[WRITTEN REQUEST]: Leave out the images; return the rest of the data exactly.

[MATERIAL FOR THE TASK]:
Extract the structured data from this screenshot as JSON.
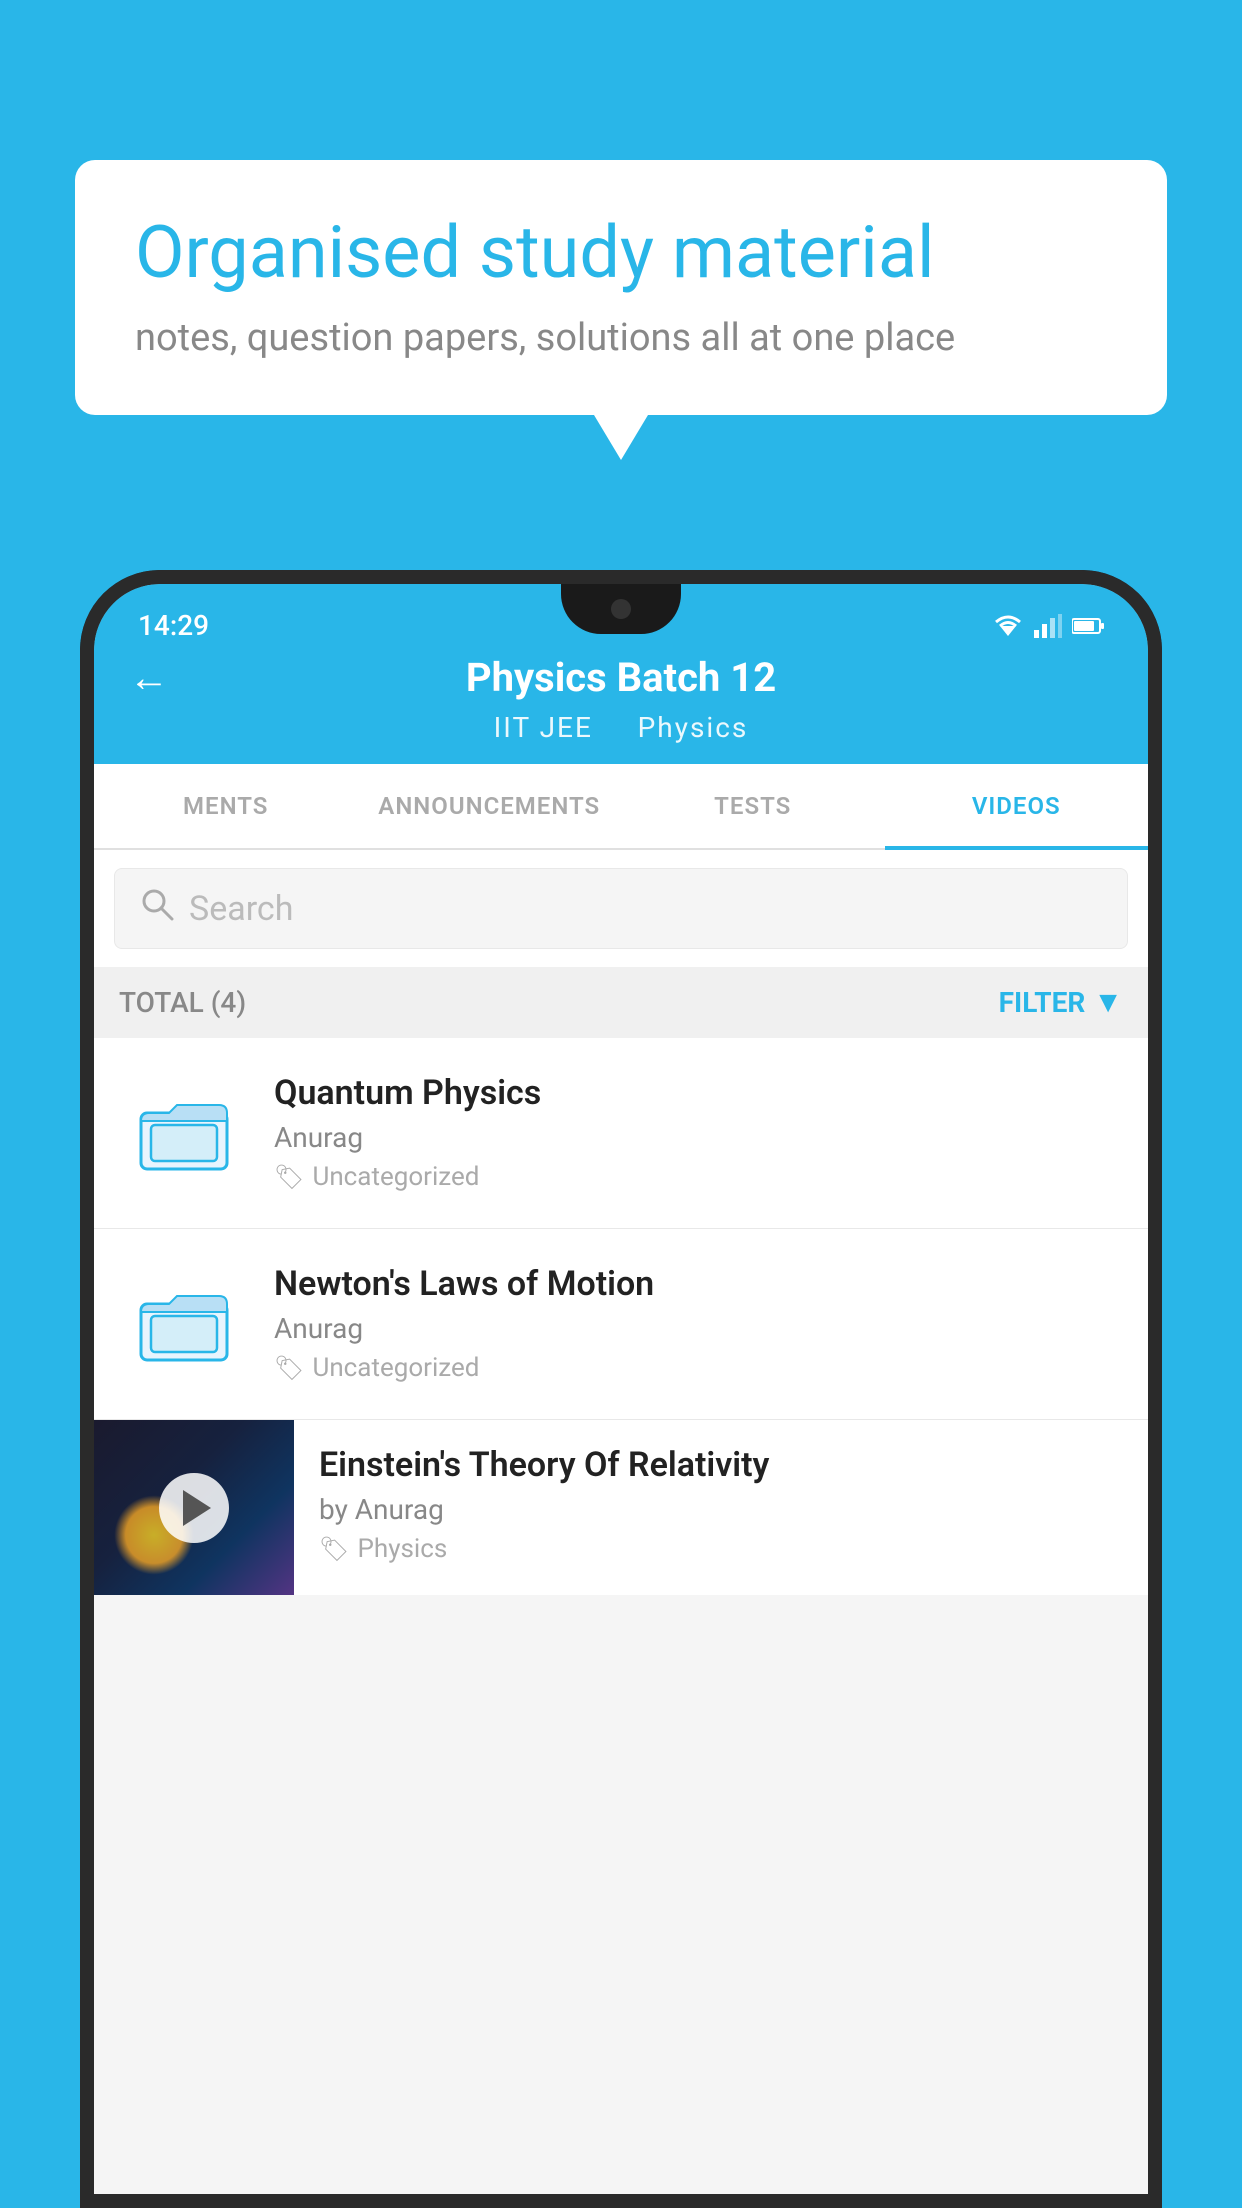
{
  "background": {
    "color": "#29b6e8"
  },
  "bubble": {
    "title": "Organised study material",
    "subtitle": "notes, question papers, solutions all at one place"
  },
  "status_bar": {
    "time": "14:29",
    "icons": [
      "wifi",
      "signal",
      "battery"
    ]
  },
  "header": {
    "title": "Physics Batch 12",
    "subtitle_left": "IIT JEE",
    "subtitle_right": "Physics",
    "back_label": "←"
  },
  "tabs": [
    {
      "label": "MENTS",
      "active": false
    },
    {
      "label": "ANNOUNCEMENTS",
      "active": false
    },
    {
      "label": "TESTS",
      "active": false
    },
    {
      "label": "VIDEOS",
      "active": true
    }
  ],
  "search": {
    "placeholder": "Search"
  },
  "filter": {
    "total_label": "TOTAL (4)",
    "filter_label": "FILTER"
  },
  "videos": [
    {
      "title": "Quantum Physics",
      "author": "Anurag",
      "tag": "Uncategorized",
      "type": "folder"
    },
    {
      "title": "Newton's Laws of Motion",
      "author": "Anurag",
      "tag": "Uncategorized",
      "type": "folder"
    },
    {
      "title": "Einstein's Theory Of Relativity",
      "author": "by Anurag",
      "tag": "Physics",
      "type": "video"
    }
  ]
}
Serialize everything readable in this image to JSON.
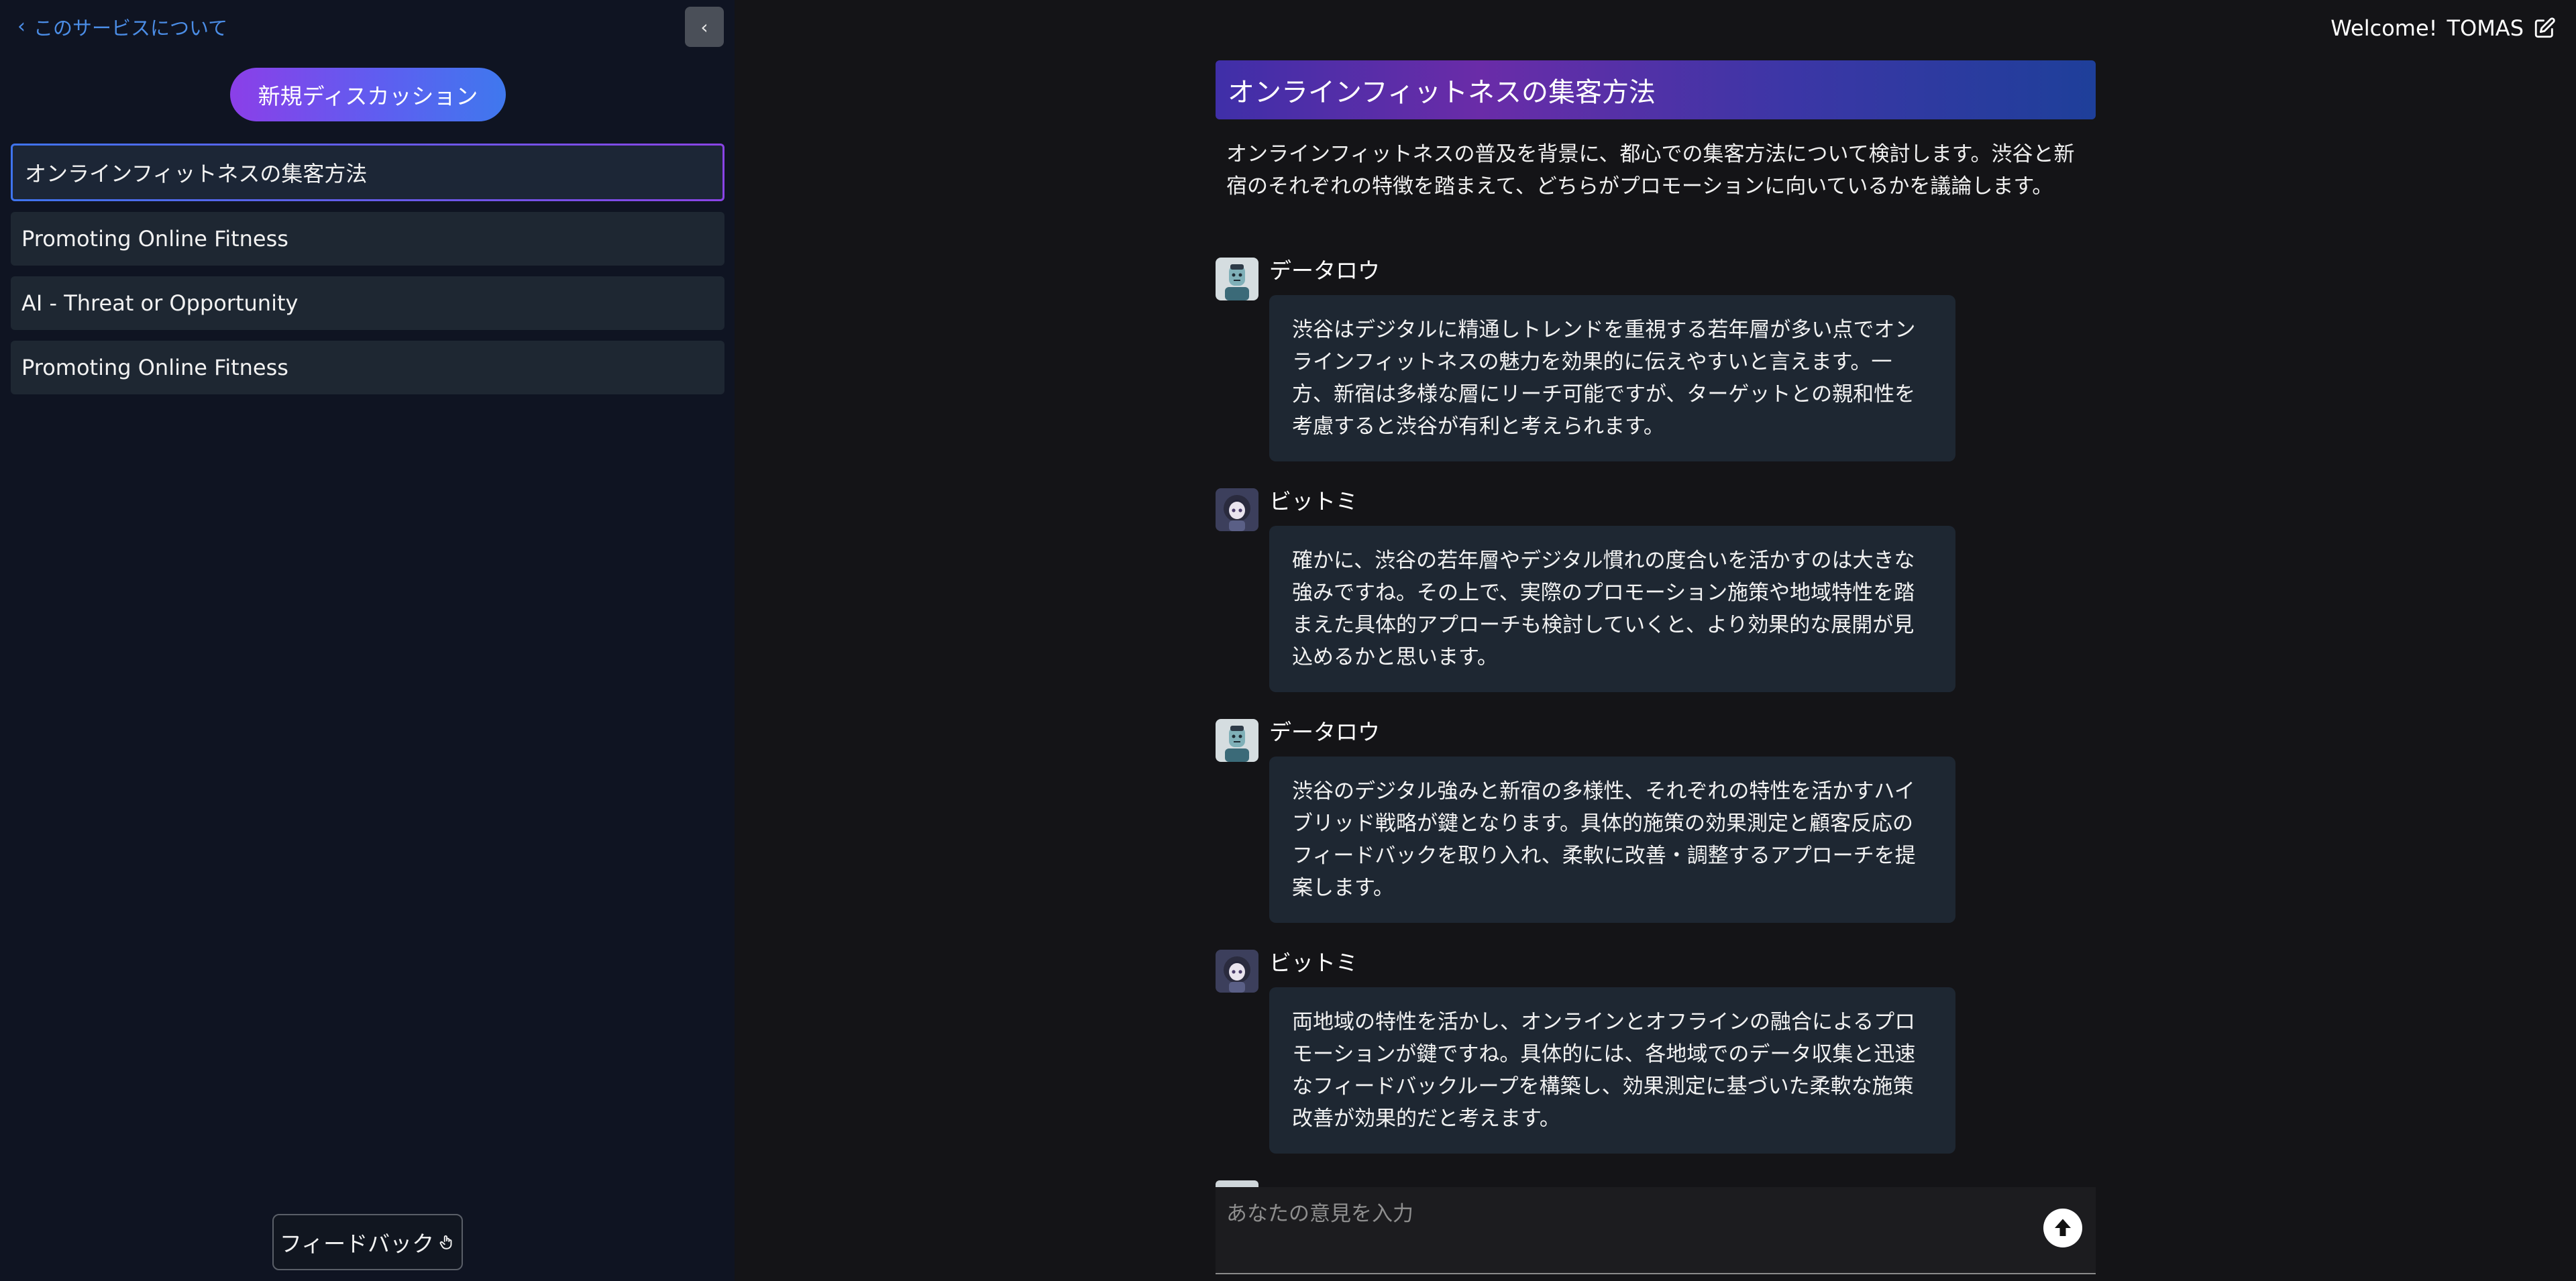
{
  "sidebar": {
    "about_label": "このサービスについて",
    "collapse_label": "‹",
    "new_discussion_label": "新規ディスカッション",
    "threads": [
      {
        "label": "オンラインフィットネスの集客方法"
      },
      {
        "label": "Promoting Online Fitness"
      },
      {
        "label": "AI - Threat or Opportunity"
      },
      {
        "label": "Promoting Online Fitness"
      }
    ],
    "feedback_label": "フィードバック"
  },
  "header": {
    "welcome_label": "Welcome!",
    "user_name": "TOMAS"
  },
  "topic": {
    "title": "オンラインフィットネスの集客方法",
    "description": "オンラインフィットネスの普及を背景に、都心での集客方法について検討します。渋谷と新宿のそれぞれの特徴を踏まえて、どちらがプロモーションに向いているかを議論します。"
  },
  "messages": [
    {
      "speaker": "データロウ",
      "avatar": "robot-avatar",
      "text": "渋谷はデジタルに精通しトレンドを重視する若年層が多い点でオンラインフィットネスの魅力を効果的に伝えやすいと言えます。一方、新宿は多様な層にリーチ可能ですが、ターゲットとの親和性を考慮すると渋谷が有利と考えられます。"
    },
    {
      "speaker": "ビットミ",
      "avatar": "anime-girl-avatar",
      "text": "確かに、渋谷の若年層やデジタル慣れの度合いを活かすのは大きな強みですね。その上で、実際のプロモーション施策や地域特性を踏まえた具体的アプローチも検討していくと、より効果的な展開が見込めるかと思います。"
    },
    {
      "speaker": "データロウ",
      "avatar": "robot-avatar",
      "text": "渋谷のデジタル強みと新宿の多様性、それぞれの特性を活かすハイブリッド戦略が鍵となります。具体的施策の効果測定と顧客反応のフィードバックを取り入れ、柔軟に改善・調整するアプローチを提案します。"
    },
    {
      "speaker": "ビットミ",
      "avatar": "anime-girl-avatar",
      "text": "両地域の特性を活かし、オンラインとオフラインの融合によるプロモーションが鍵ですね。具体的には、各地域でのデータ収集と迅速なフィードバックループを構築し、効果測定に基づいた柔軟な施策改善が効果的だと考えます。"
    }
  ],
  "composer": {
    "placeholder": "あなたの意見を入力"
  },
  "colors": {
    "accent_blue": "#4b8de6",
    "gradient_purple": "#8b3fe8",
    "bubble_bg": "#1e2732",
    "sidebar_bg": "#0f1422",
    "main_bg": "#141417"
  }
}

[CORRECT RESPONSE]:
Extract the structured data from this screenshot as JSON.
{
  "background": {
    "color": "#29b6e8"
  },
  "bubble": {
    "title": "Organised study material",
    "subtitle": "notes, question papers, solutions all at one place"
  },
  "status_bar": {
    "time": "14:29",
    "icons": [
      "wifi",
      "signal",
      "battery"
    ]
  },
  "header": {
    "title": "Physics Batch 12",
    "subtitle_left": "IIT JEE",
    "subtitle_right": "Physics",
    "back_label": "←"
  },
  "tabs": [
    {
      "label": "MENTS",
      "active": false
    },
    {
      "label": "ANNOUNCEMENTS",
      "active": false
    },
    {
      "label": "TESTS",
      "active": false
    },
    {
      "label": "VIDEOS",
      "active": true
    }
  ],
  "search": {
    "placeholder": "Search"
  },
  "filter": {
    "total_label": "TOTAL (4)",
    "filter_label": "FILTER"
  },
  "videos": [
    {
      "title": "Quantum Physics",
      "author": "Anurag",
      "tag": "Uncategorized",
      "type": "folder"
    },
    {
      "title": "Newton's Laws of Motion",
      "author": "Anurag",
      "tag": "Uncategorized",
      "type": "folder"
    },
    {
      "title": "Einstein's Theory Of Relativity",
      "author": "by Anurag",
      "tag": "Physics",
      "type": "video"
    }
  ]
}
Serialize everything readable in this image to JSON.
{
  "sidebar": {
    "about_label": "このサービスについて",
    "collapse_label": "‹",
    "new_discussion_label": "新規ディスカッション",
    "threads": [
      {
        "label": "オンラインフィットネスの集客方法"
      },
      {
        "label": "Promoting Online Fitness"
      },
      {
        "label": "AI - Threat or Opportunity"
      },
      {
        "label": "Promoting Online Fitness"
      }
    ],
    "feedback_label": "フィードバック"
  },
  "header": {
    "welcome_label": "Welcome!",
    "user_name": "TOMAS"
  },
  "topic": {
    "title": "オンラインフィットネスの集客方法",
    "description": "オンラインフィットネスの普及を背景に、都心での集客方法について検討します。渋谷と新宿のそれぞれの特徴を踏まえて、どちらがプロモーションに向いているかを議論します。"
  },
  "messages": [
    {
      "speaker": "データロウ",
      "avatar": "robot-avatar",
      "text": "渋谷はデジタルに精通しトレンドを重視する若年層が多い点でオンラインフィットネスの魅力を効果的に伝えやすいと言えます。一方、新宿は多様な層にリーチ可能ですが、ターゲットとの親和性を考慮すると渋谷が有利と考えられます。"
    },
    {
      "speaker": "ビットミ",
      "avatar": "anime-girl-avatar",
      "text": "確かに、渋谷の若年層やデジタル慣れの度合いを活かすのは大きな強みですね。その上で、実際のプロモーション施策や地域特性を踏まえた具体的アプローチも検討していくと、より効果的な展開が見込めるかと思います。"
    },
    {
      "speaker": "データロウ",
      "avatar": "robot-avatar",
      "text": "渋谷のデジタル強みと新宿の多様性、それぞれの特性を活かすハイブリッド戦略が鍵となります。具体的施策の効果測定と顧客反応のフィードバックを取り入れ、柔軟に改善・調整するアプローチを提案します。"
    },
    {
      "speaker": "ビットミ",
      "avatar": "anime-girl-avatar",
      "text": "両地域の特性を活かし、オンラインとオフラインの融合によるプロモーションが鍵ですね。具体的には、各地域でのデータ収集と迅速なフィードバックループを構築し、効果測定に基づいた柔軟な施策改善が効果的だと考えます。"
    }
  ],
  "composer": {
    "placeholder": "あなたの意見を入力"
  },
  "colors": {
    "accent_blue": "#4b8de6",
    "gradient_purple": "#8b3fe8",
    "bubble_bg": "#1e2732",
    "sidebar_bg": "#0f1422",
    "main_bg": "#141417"
  }
}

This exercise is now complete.